# DO THIS
Copy the records below exactly, omitting any pictures they contain.

━━ DATA FOR PROCESSING

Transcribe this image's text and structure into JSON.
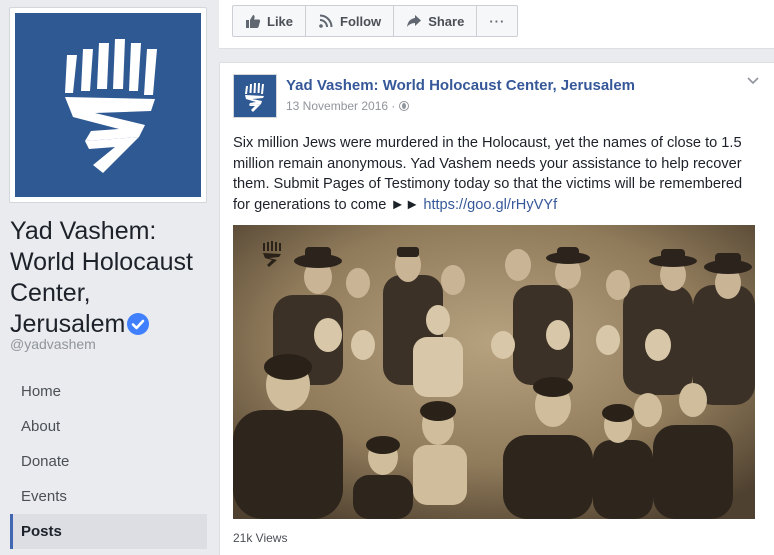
{
  "page": {
    "name": "Yad Vashem: World Holocaust Center, Jerusalem",
    "name_lines": [
      "Yad Vashem:",
      "World Holocaust",
      "Center,",
      "Jerusalem"
    ],
    "handle": "@yadvashem",
    "verified": true,
    "brand_color": "#2f5993"
  },
  "nav": {
    "items": [
      {
        "label": "Home",
        "active": false
      },
      {
        "label": "About",
        "active": false
      },
      {
        "label": "Donate",
        "active": false
      },
      {
        "label": "Events",
        "active": false
      },
      {
        "label": "Posts",
        "active": true
      }
    ]
  },
  "action_bar": {
    "like_label": "Like",
    "follow_label": "Follow",
    "share_label": "Share",
    "more_label": "···"
  },
  "post": {
    "author": "Yad Vashem: World Holocaust Center, Jerusalem",
    "date": "13 November 2016 ·",
    "audience_icon": "globe-icon",
    "text": "Six million Jews were murdered in the Holocaust, yet the names of close to 1.5 million remain anonymous. Yad Vashem needs your assistance to help recover them. Submit Pages of Testimony today so that the victims will be remembered for generations to come ►► ",
    "link": "https://goo.gl/rHyVYf",
    "views": "21k Views"
  },
  "colors": {
    "link": "#365899",
    "background": "#e9ebee",
    "photo_sepia": "#8a7558"
  }
}
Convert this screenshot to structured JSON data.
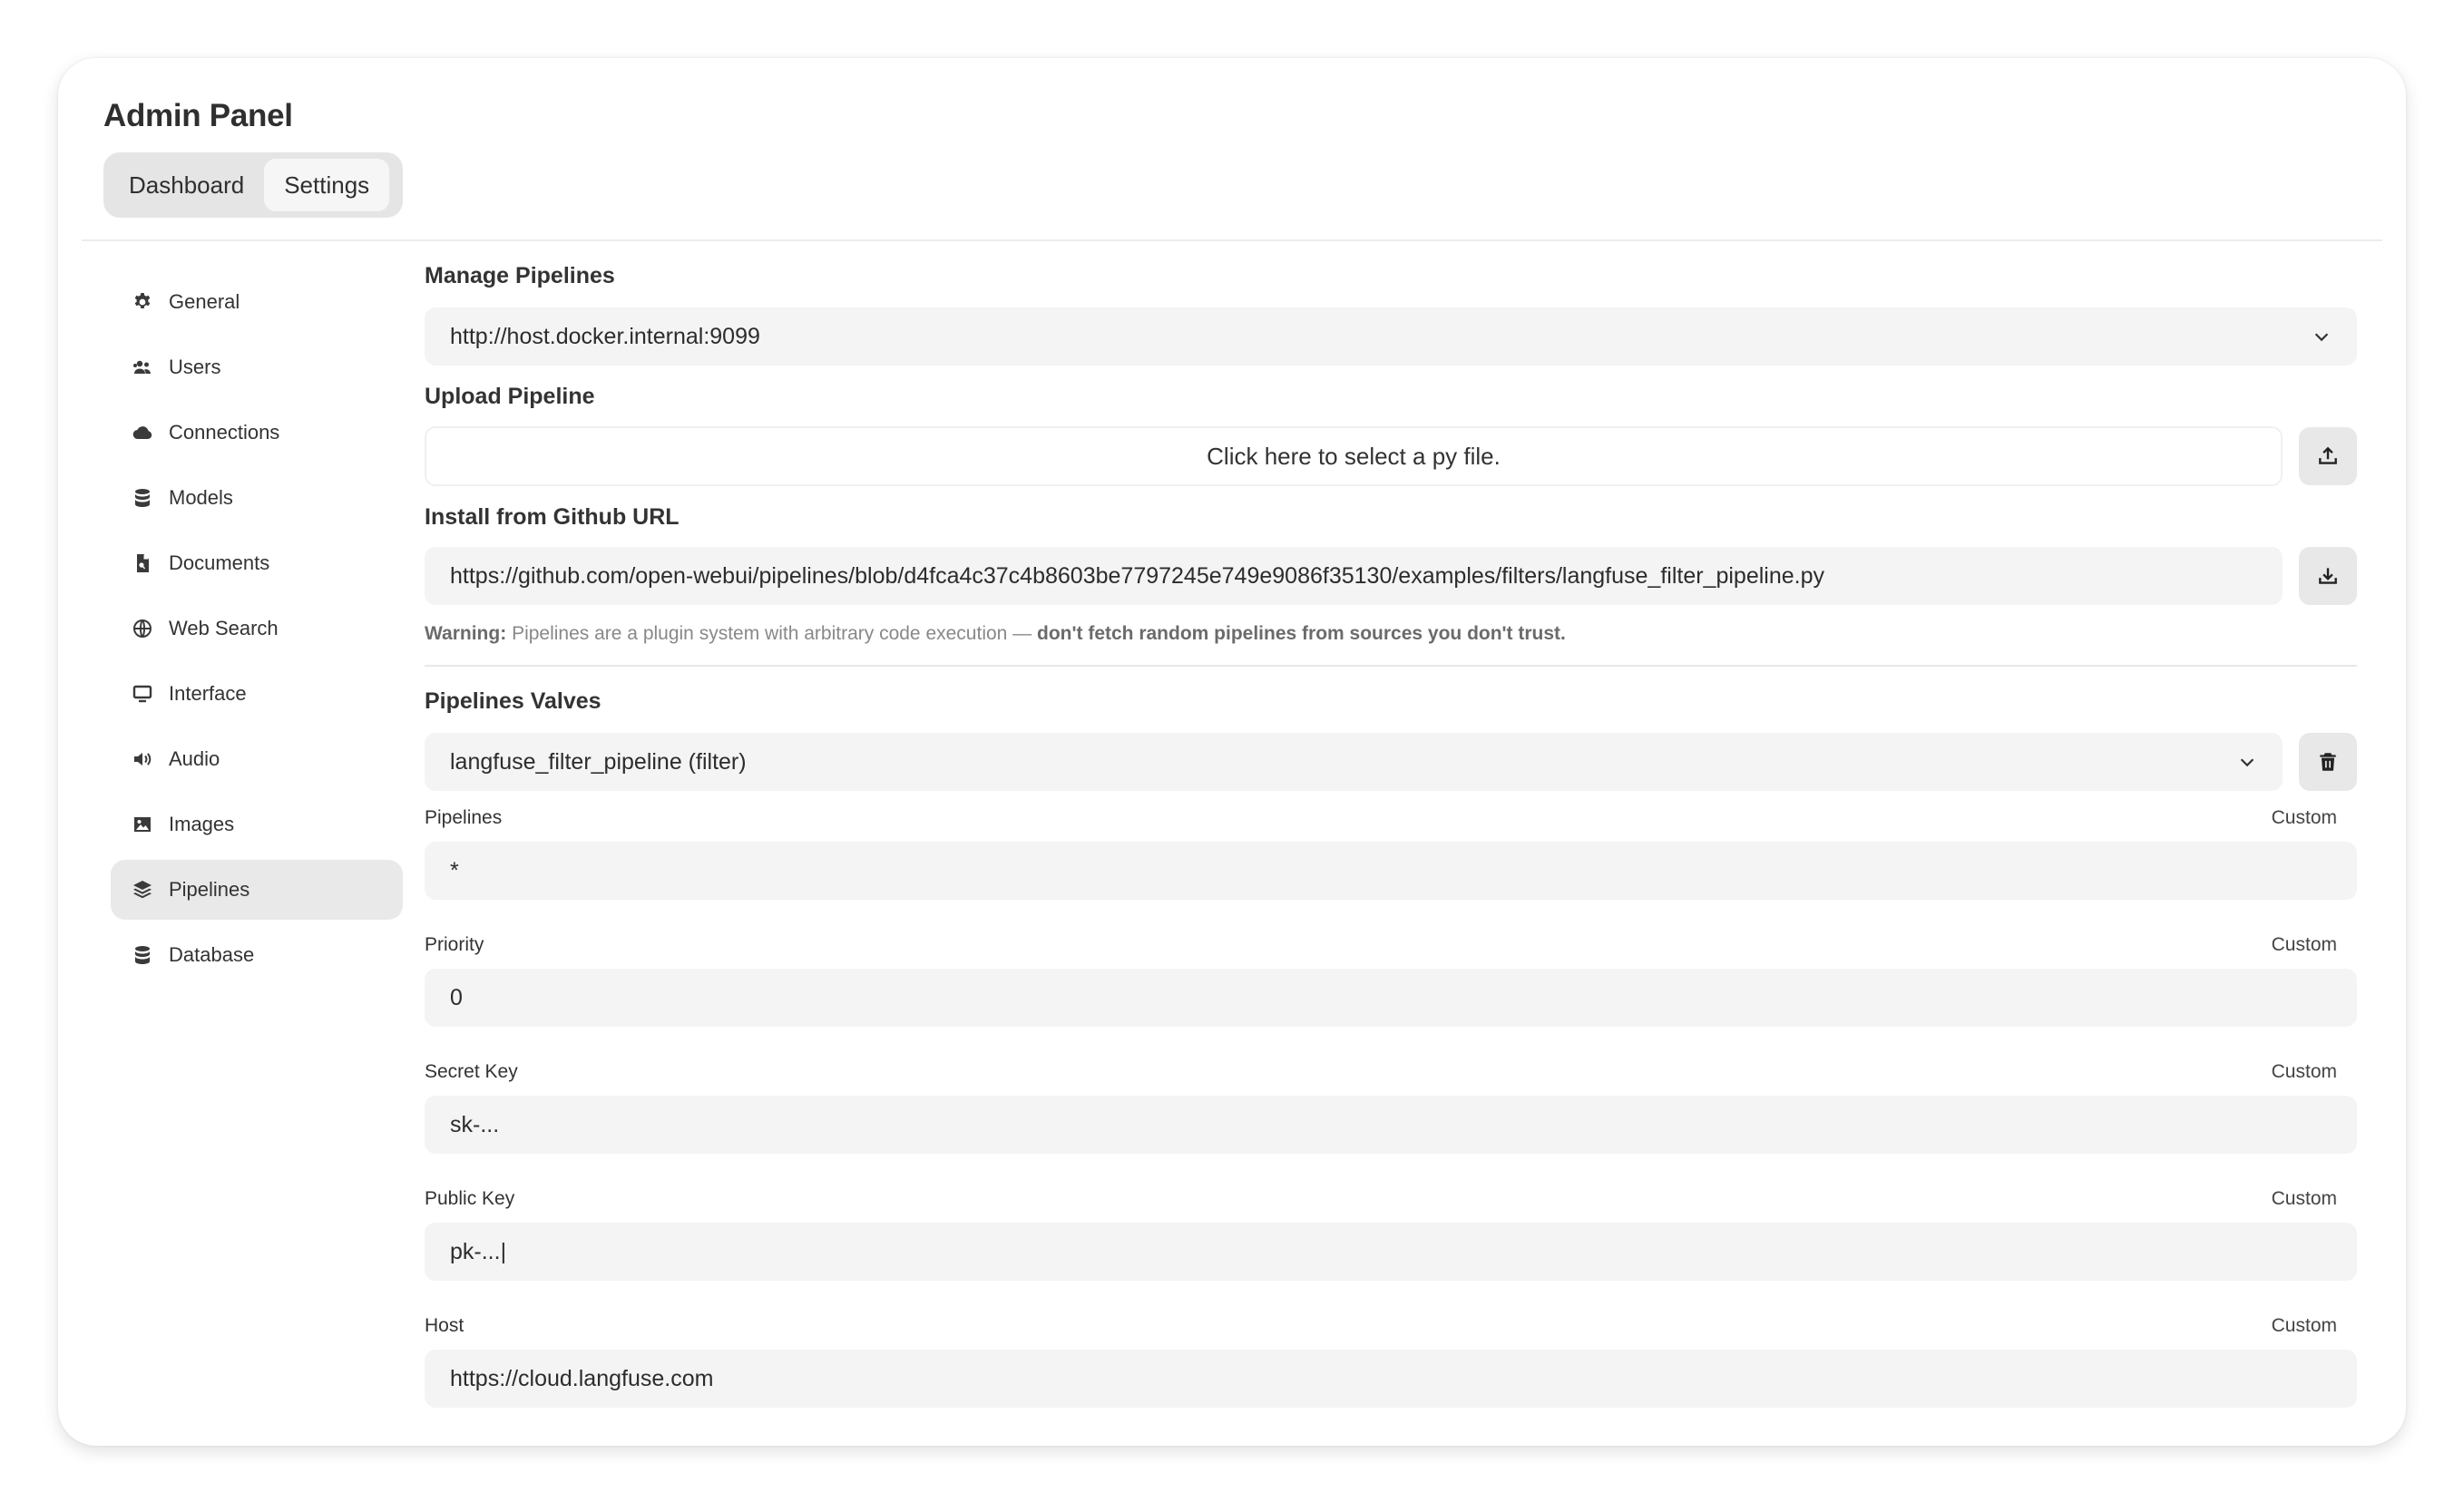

━━━━

# FINAL RESULT
Transcribe this image's text and structure into JSON.
{
  "page": {
    "name": "Yad Vashem: World Holocaust Center, Jerusalem",
    "name_lines": [
      "Yad Vashem:",
      "World Holocaust",
      "Center,",
      "Jerusalem"
    ],
    "handle": "@yadvashem",
    "verified": true,
    "brand_color": "#2f5993"
  },
  "nav": {
    "items": [
      {
        "label": "Home",
        "active": false
      },
      {
        "label": "About",
        "active": false
      },
      {
        "label": "Donate",
        "active": false
      },
      {
        "label": "Events",
        "active": false
      },
      {
        "label": "Posts",
        "active": true
      }
    ]
  },
  "action_bar": {
    "like_label": "Like",
    "follow_label": "Follow",
    "share_label": "Share",
    "more_label": "···"
  },
  "post": {
    "author": "Yad Vashem: World Holocaust Center, Jerusalem",
    "date": "13 November 2016 ·",
    "audience_icon": "globe-icon",
    "text": "Six million Jews were murdered in the Holocaust, yet the names of close to 1.5 million remain anonymous. Yad Vashem needs your assistance to help recover them. Submit Pages of Testimony today so that the victims will be remembered for generations to come ►► ",
    "link": "https://goo.gl/rHyVYf",
    "views": "21k Views"
  },
  "colors": {
    "link": "#365899",
    "background": "#e9ebee",
    "photo_sepia": "#8a7558"
  }
}
Convert this screenshot to structured JSON data.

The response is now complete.